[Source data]
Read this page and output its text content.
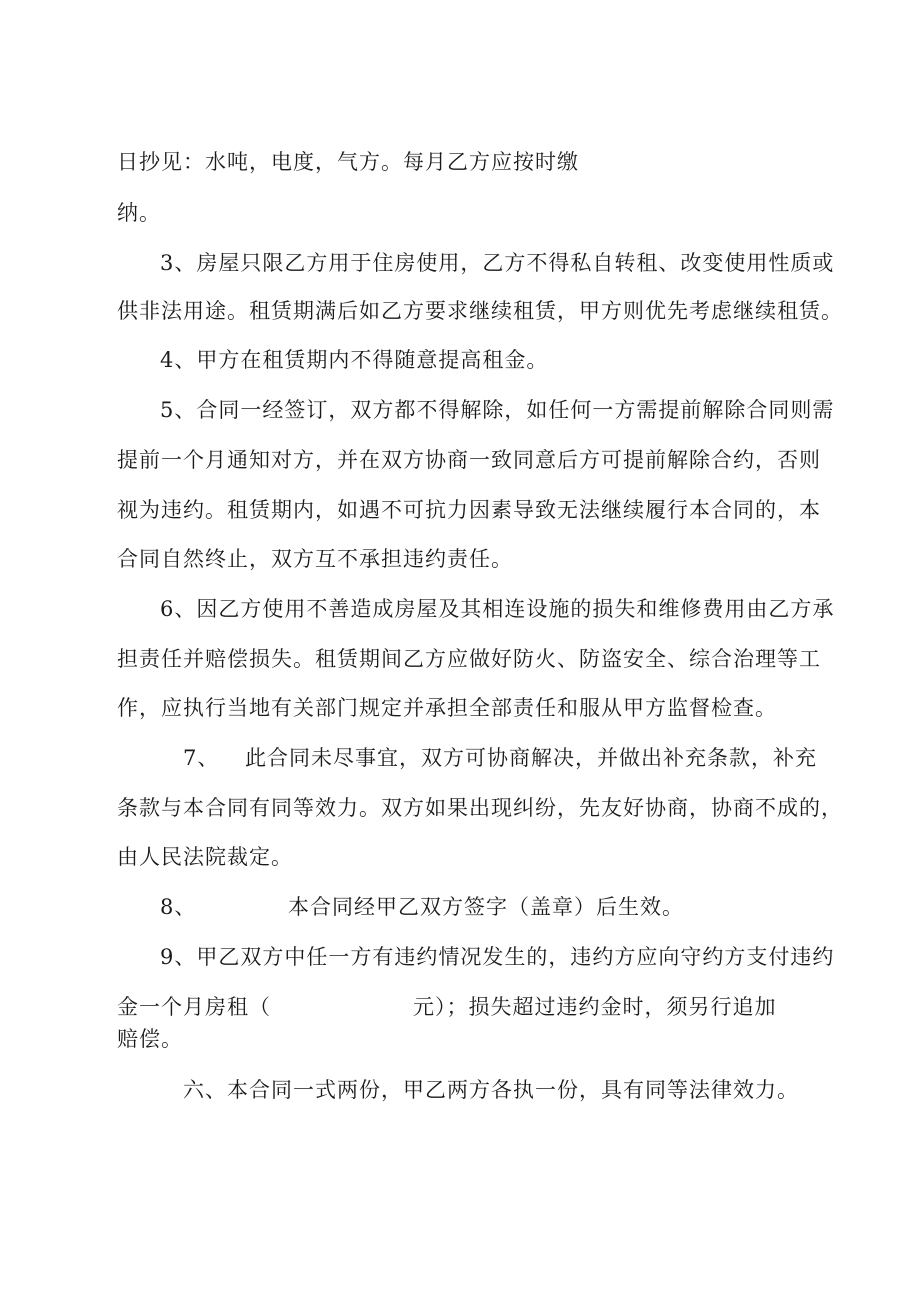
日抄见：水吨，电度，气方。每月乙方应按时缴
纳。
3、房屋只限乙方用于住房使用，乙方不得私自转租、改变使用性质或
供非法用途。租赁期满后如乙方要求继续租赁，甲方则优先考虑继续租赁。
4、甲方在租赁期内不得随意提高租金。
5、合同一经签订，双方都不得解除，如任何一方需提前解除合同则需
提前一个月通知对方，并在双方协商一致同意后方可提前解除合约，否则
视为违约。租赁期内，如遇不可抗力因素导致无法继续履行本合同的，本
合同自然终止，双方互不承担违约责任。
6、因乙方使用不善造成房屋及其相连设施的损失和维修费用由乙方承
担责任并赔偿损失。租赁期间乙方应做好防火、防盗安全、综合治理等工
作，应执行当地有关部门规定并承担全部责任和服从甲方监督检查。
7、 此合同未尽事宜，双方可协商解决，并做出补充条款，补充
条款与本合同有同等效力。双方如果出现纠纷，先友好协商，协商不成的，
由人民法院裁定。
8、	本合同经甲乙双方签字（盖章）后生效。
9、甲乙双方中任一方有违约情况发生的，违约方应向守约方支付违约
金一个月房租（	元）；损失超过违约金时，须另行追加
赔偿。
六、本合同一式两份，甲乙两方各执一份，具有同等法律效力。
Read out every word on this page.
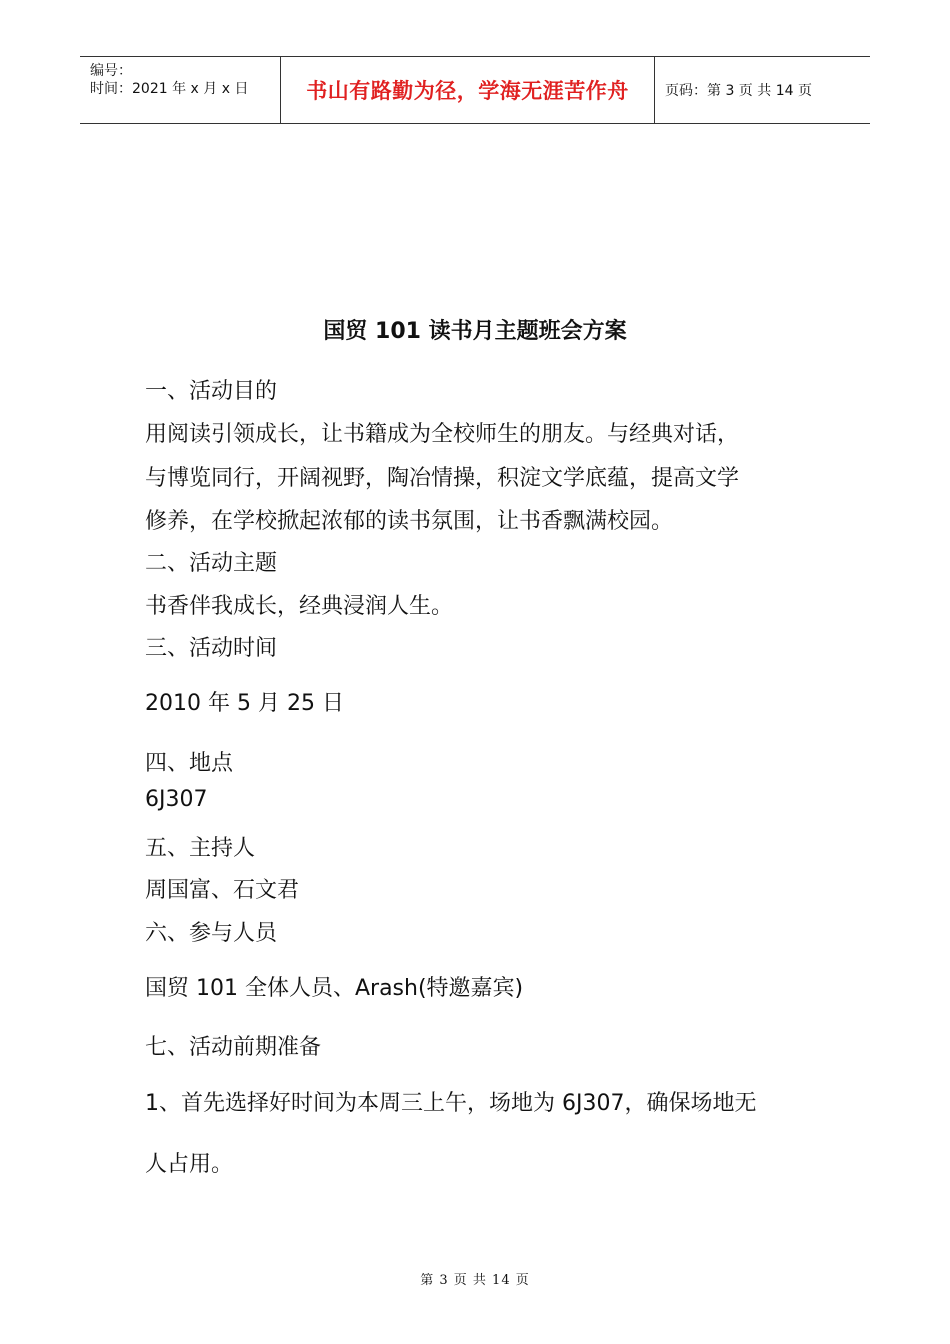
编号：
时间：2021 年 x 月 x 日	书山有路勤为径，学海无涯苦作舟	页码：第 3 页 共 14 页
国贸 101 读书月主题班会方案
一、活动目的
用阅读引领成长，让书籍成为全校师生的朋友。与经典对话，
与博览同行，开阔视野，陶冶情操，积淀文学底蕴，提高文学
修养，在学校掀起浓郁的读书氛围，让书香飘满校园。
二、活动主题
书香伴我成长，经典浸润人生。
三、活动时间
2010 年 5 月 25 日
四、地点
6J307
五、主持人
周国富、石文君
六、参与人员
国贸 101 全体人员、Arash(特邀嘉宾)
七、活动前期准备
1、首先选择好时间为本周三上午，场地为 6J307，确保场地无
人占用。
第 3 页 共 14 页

= WORK TO DO =
Report how many lines of the entries hold the string "Read". Provide the number alone.

= FINISHED ANSWER =
2